The power transformers are different between these old and new models (this applies only to the 65 and HD130 series).  Because of the transformer differences, it is not possible to rewire an older model to be like the newer ones because the required LO tap on the B+ secondary winding simply is not there.

I am not saying that there isn't some sort of other problem at work here, but these olders amps HAVE to sound different in Lo power mode than in HI power mode because of the design.  Verify that the voltage at pin 5 (as well as the preamp +/- 16Vdc power supply voltages) doesn't change between LO and HI modes.

 

inertian

Early MM 210 Sixty-Five High/Low Differences & Schematic

When I first got this amp I noticed two things I had not seen on other MM amps I had played: 1), the pilot light was brighter on High vs Low power setting and 2), you could hear a distinct volume boost when switching from Low power to High power. The explanation of how the early circuit works makes it all make sense.

One problem I was having was trying to work from the only schematic I could find online (on this site and elsewhere). It appears to be a scan of a faxed copy, pretty hard to make out. However, I recalled today that my amp came with an envelope of documents, including the original tags, manual and a clean, clear copy of the original schematic! I will scan and post a jpg and pdf later tonight. Having that should make troubleshooting this gremlin a lot easier.

admin
admin's picture

Early Model Design Issues...

I forgot to mention the pilot light thing!  Many people have complained about the Neon pilot light that will not illuminate when the amp is in the LO power mode!  As the Neon bulb ages it is less tolerant of low voltage and will simply fail to fire on Low-line AC!  All of the low-power design issues were solved in the later models so I prefer those.  However, if you run these older models in the HI power mode there should not be any special issues.

▶ Provided data:
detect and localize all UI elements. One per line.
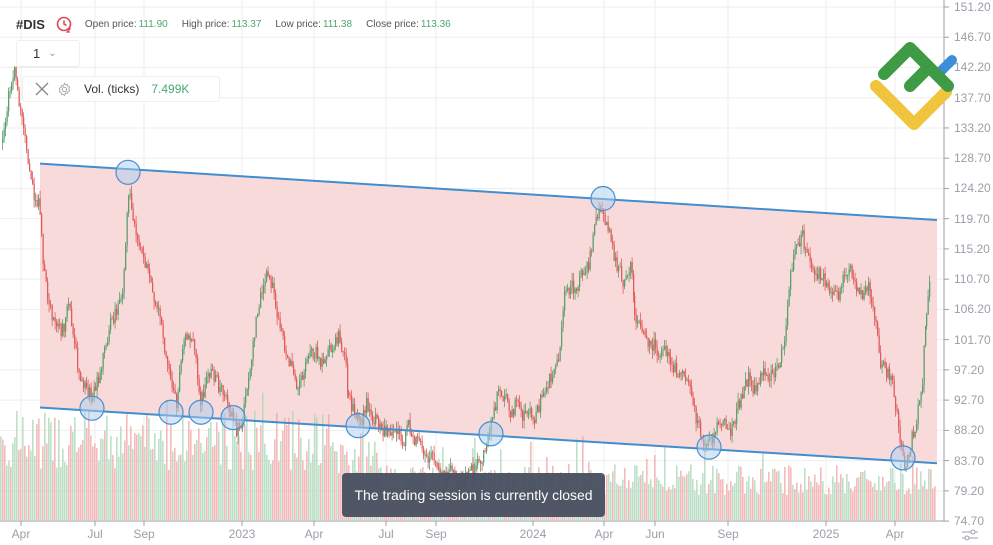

▶ Written instruction:
Rewrite the amplifier discussion between "When I first" and "a lot easier.", inclusive, substituting "indicator lamp" for each "pilot light".

▶ Task output:
When I first got this amp I noticed two things I had not seen on other MM amps I had played: 1), the indicator lamp was brighter on High vs Low power setting and 2), you could hear a distinct volume boost when switching from Low power to High power. The explanation of how the early circuit works makes it all make sense.

One problem I was having was trying to work from the only schematic I could find online (on this site and elsewhere). It appears to be a scan of a faxed copy, pretty hard to make out. However, I recalled today that my amp came with an envelope of documents, including the original tags, manual and a clean, clear copy of the original schematic! I will scan and post a jpg and pdf later tonight. Having that should make troubleshooting this gremlin a lot easier.